● Job
Write out, precisely and in full, each line of the material.

● Input records
[Start]
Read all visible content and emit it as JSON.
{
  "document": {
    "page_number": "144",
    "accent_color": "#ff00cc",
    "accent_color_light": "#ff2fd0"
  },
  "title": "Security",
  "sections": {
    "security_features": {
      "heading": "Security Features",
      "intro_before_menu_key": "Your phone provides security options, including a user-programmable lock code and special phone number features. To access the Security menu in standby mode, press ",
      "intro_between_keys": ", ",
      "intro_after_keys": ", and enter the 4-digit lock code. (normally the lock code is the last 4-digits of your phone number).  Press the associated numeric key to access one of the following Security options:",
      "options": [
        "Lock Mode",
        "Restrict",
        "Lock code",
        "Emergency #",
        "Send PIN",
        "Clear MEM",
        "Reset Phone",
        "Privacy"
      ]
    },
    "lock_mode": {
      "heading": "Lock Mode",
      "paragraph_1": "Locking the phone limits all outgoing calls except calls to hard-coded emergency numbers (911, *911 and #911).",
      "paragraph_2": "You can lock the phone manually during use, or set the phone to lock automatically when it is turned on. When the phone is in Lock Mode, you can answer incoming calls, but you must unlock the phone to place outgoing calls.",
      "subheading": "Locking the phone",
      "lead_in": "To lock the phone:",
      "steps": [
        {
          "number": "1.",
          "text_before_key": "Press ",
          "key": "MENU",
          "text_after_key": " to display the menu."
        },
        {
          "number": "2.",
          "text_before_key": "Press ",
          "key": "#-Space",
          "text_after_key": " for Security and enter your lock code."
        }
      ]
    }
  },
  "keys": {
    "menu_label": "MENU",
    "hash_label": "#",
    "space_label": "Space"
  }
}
[End]
● Written response
Read all visible content and emit it as JSON.
{
  "document": {
    "page_number": "144",
    "accent_color": "#ff00cc",
    "accent_color_light": "#ff2fd0"
  },
  "title": "Security",
  "sections": {
    "security_features": {
      "heading": "Security Features",
      "intro_before_menu_key": "Your phone provides security options, including a user-programmable lock code and special phone number features. To access the Security menu in standby mode, press ",
      "intro_between_keys": ", ",
      "intro_after_keys": ", and enter the 4-digit lock code. (normally the lock code is the last 4-digits of your phone number).  Press the associated numeric key to access one of the following Security options:",
      "options": [
        "Lock Mode",
        "Restrict",
        "Lock code",
        "Emergency #",
        "Send PIN",
        "Clear MEM",
        "Reset Phone",
        "Privacy"
      ]
    },
    "lock_mode": {
      "heading": "Lock Mode",
      "paragraph_1": "Locking the phone limits all outgoing calls except calls to hard-coded emergency numbers (911, *911 and #911).",
      "paragraph_2": "You can lock the phone manually during use, or set the phone to lock automatically when it is turned on. When the phone is in Lock Mode, you can answer incoming calls, but you must unlock the phone to place outgoing calls.",
      "subheading": "Locking the phone",
      "lead_in": "To lock the phone:",
      "steps": [
        {
          "number": "1.",
          "text_before_key": "Press ",
          "key": "MENU",
          "text_after_key": " to display the menu."
        },
        {
          "number": "2.",
          "text_before_key": "Press ",
          "key": "#-Space",
          "text_after_key": " for Security and enter your lock code."
        }
      ]
    }
  },
  "keys": {
    "menu_label": "MENU",
    "hash_label": "#",
    "space_label": "Space"
  }
}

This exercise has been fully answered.